___ ENTRIES SHOWN ___

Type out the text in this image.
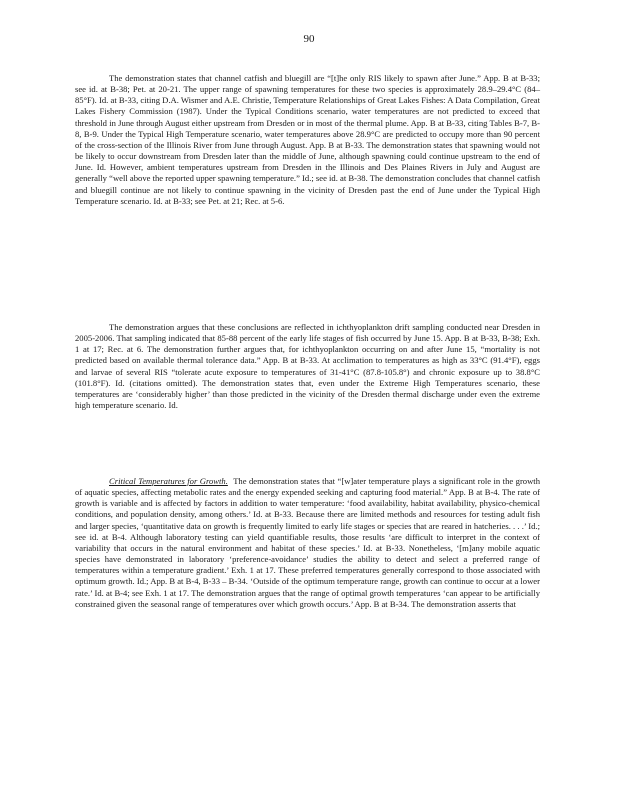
90

The demonstration states that channel catfish and bluegill are “[t]he only RIS likely to spawn after June.” App. B at B-33; see id. at B-38; Pet. at 20-21. The upper range of spawning temperatures for these two species is approximately 28.9–29.4°C (84–85°F). Id. at B-33, citing D.A. Wismer and A.E. Christie, Temperature Relationships of Great Lakes Fishes: A Data Compilation, Great Lakes Fishery Commission (1987). Under the Typical Conditions scenario, water temperatures are not predicted to exceed that threshold in June through August either upstream from Dresden or in most of the thermal plume. App. B at B-33, citing Tables B-7, B-8, B-9. Under the Typical High Temperature scenario, water temperatures above 28.9°C are predicted to occupy more than 90 percent of the cross-section of the Illinois River from June through August. App. B at B-33. The demonstration states that spawning would not be likely to occur downstream from Dresden later than the middle of June, although spawning could continue upstream to the end of June. Id. However, ambient temperatures upstream from Dresden in the Illinois and Des Plaines Rivers in July and August are generally “well above the reported upper spawning temperature.” Id.; see id. at B-38. The demonstration concludes that channel catfish and bluegill continue are not likely to continue spawning in the vicinity of Dresden past the end of June under the Typical High Temperature scenario. Id. at B-33; see Pet. at 21; Rec. at 5-6.

The demonstration argues that these conclusions are reflected in ichthyoplankton drift sampling conducted near Dresden in 2005-2006. That sampling indicated that 85-88 percent of the early life stages of fish occurred by June 15. App. B at B-33, B-38; Exh. 1 at 17; Rec. at 6. The demonstration further argues that, for ichthyoplankton occurring on and after June 15, “mortality is not predicted based on available thermal tolerance data.” App. B at B-33. At acclimation to temperatures as high as 33°C (91.4°F), eggs and larvae of several RIS “tolerate acute exposure to temperatures of 31-41°C (87.8-105.8°) and chronic exposure up to 38.8°C (101.8°F). Id. (citations omitted). The demonstration states that, even under the Extreme High Temperatures scenario, these temperatures are ‘considerably higher’ than those predicted in the vicinity of the Dresden thermal discharge under even the extreme high temperature scenario. Id.

Critical Temperatures for Growth. The demonstration states that “[w]ater temperature plays a significant role in the growth of aquatic species, affecting metabolic rates and the energy expended seeking and capturing food material.” App. B at B-4. The rate of growth is variable and is affected by factors in addition to water temperature: ‘food availability, habitat availability, physico-chemical conditions, and population density, among others.’ Id. at B-33. Because there are limited methods and resources for testing adult fish and larger species, ‘quantitative data on growth is frequently limited to early life stages or species that are reared in hatcheries. . . .’ Id.; see id. at B-4. Although laboratory testing can yield quantifiable results, those results ‘are difficult to interpret in the context of variability that occurs in the natural environment and habitat of these species.’ Id. at B-33. Nonetheless, ‘[m]any mobile aquatic species have demonstrated in laboratory ‘preference-avoidance’ studies the ability to detect and select a preferred range of temperatures within a temperature gradient.’ Exh. 1 at 17. These preferred temperatures generally correspond to those associated with optimum growth. Id.; App. B at B-4, B-33 – B-34. ‘Outside of the optimum temperature range, growth can continue to occur at a lower rate.’ Id. at B-4; see Exh. 1 at 17. The demonstration argues that the range of optimal growth temperatures ‘can appear to be artificially constrained given the seasonal range of temperatures over which growth occurs.’ App. B at B-34. The demonstration asserts that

___

Repeat the material above verbatim. Leave the pictures behind.

» **SOLUTION TO THE EXERCISE**
Type out the text in this image.
90

The demonstration states that channel catfish and bluegill are “[t]he only RIS likely to spawn after June.” App. B at B-33; see id. at B-38; Pet. at 20-21. The upper range of spawning temperatures for these two species is approximately 28.9–29.4°C (84–85°F). Id. at B-33, citing D.A. Wismer and A.E. Christie, Temperature Relationships of Great Lakes Fishes: A Data Compilation, Great Lakes Fishery Commission (1987). Under the Typical Conditions scenario, water temperatures are not predicted to exceed that threshold in June through August either upstream from Dresden or in most of the thermal plume. App. B at B-33, citing Tables B-7, B-8, B-9. Under the Typical High Temperature scenario, water temperatures above 28.9°C are predicted to occupy more than 90 percent of the cross-section of the Illinois River from June through August. App. B at B-33. The demonstration states that spawning would not be likely to occur downstream from Dresden later than the middle of June, although spawning could continue upstream to the end of June. Id. However, ambient temperatures upstream from Dresden in the Illinois and Des Plaines Rivers in July and August are generally “well above the reported upper spawning temperature.” Id.; see id. at B-38. The demonstration concludes that channel catfish and bluegill continue are not likely to continue spawning in the vicinity of Dresden past the end of June under the Typical High Temperature scenario. Id. at B-33; see Pet. at 21; Rec. at 5-6.

The demonstration argues that these conclusions are reflected in ichthyoplankton drift sampling conducted near Dresden in 2005-2006. That sampling indicated that 85-88 percent of the early life stages of fish occurred by June 15. App. B at B-33, B-38; Exh. 1 at 17; Rec. at 6. The demonstration further argues that, for ichthyoplankton occurring on and after June 15, “mortality is not predicted based on available thermal tolerance data.” App. B at B-33. At acclimation to temperatures as high as 33°C (91.4°F), eggs and larvae of several RIS “tolerate acute exposure to temperatures of 31-41°C (87.8-105.8°) and chronic exposure up to 38.8°C (101.8°F). Id. (citations omitted). The demonstration states that, even under the Extreme High Temperatures scenario, these temperatures are ‘considerably higher’ than those predicted in the vicinity of the Dresden thermal discharge under even the extreme high temperature scenario. Id.

Critical Temperatures for Growth. The demonstration states that “[w]ater temperature plays a significant role in the growth of aquatic species, affecting metabolic rates and the energy expended seeking and capturing food material.” App. B at B-4. The rate of growth is variable and is affected by factors in addition to water temperature: ‘food availability, habitat availability, physico-chemical conditions, and population density, among others.’ Id. at B-33. Because there are limited methods and resources for testing adult fish and larger species, ‘quantitative data on growth is frequently limited to early life stages or species that are reared in hatcheries. . . .’ Id.; see id. at B-4. Although laboratory testing can yield quantifiable results, those results ‘are difficult to interpret in the context of variability that occurs in the natural environment and habitat of these species.’ Id. at B-33. Nonetheless, ‘[m]any mobile aquatic species have demonstrated in laboratory ‘preference-avoidance’ studies the ability to detect and select a preferred range of temperatures within a temperature gradient.’ Exh. 1 at 17. These preferred temperatures generally correspond to those associated with optimum growth. Id.; App. B at B-4, B-33 – B-34. ‘Outside of the optimum temperature range, growth can continue to occur at a lower rate.’ Id. at B-4; see Exh. 1 at 17. The demonstration argues that the range of optimal growth temperatures ‘can appear to be artificially constrained given the seasonal range of temperatures over which growth occurs.’ App. B at B-34. The demonstration asserts that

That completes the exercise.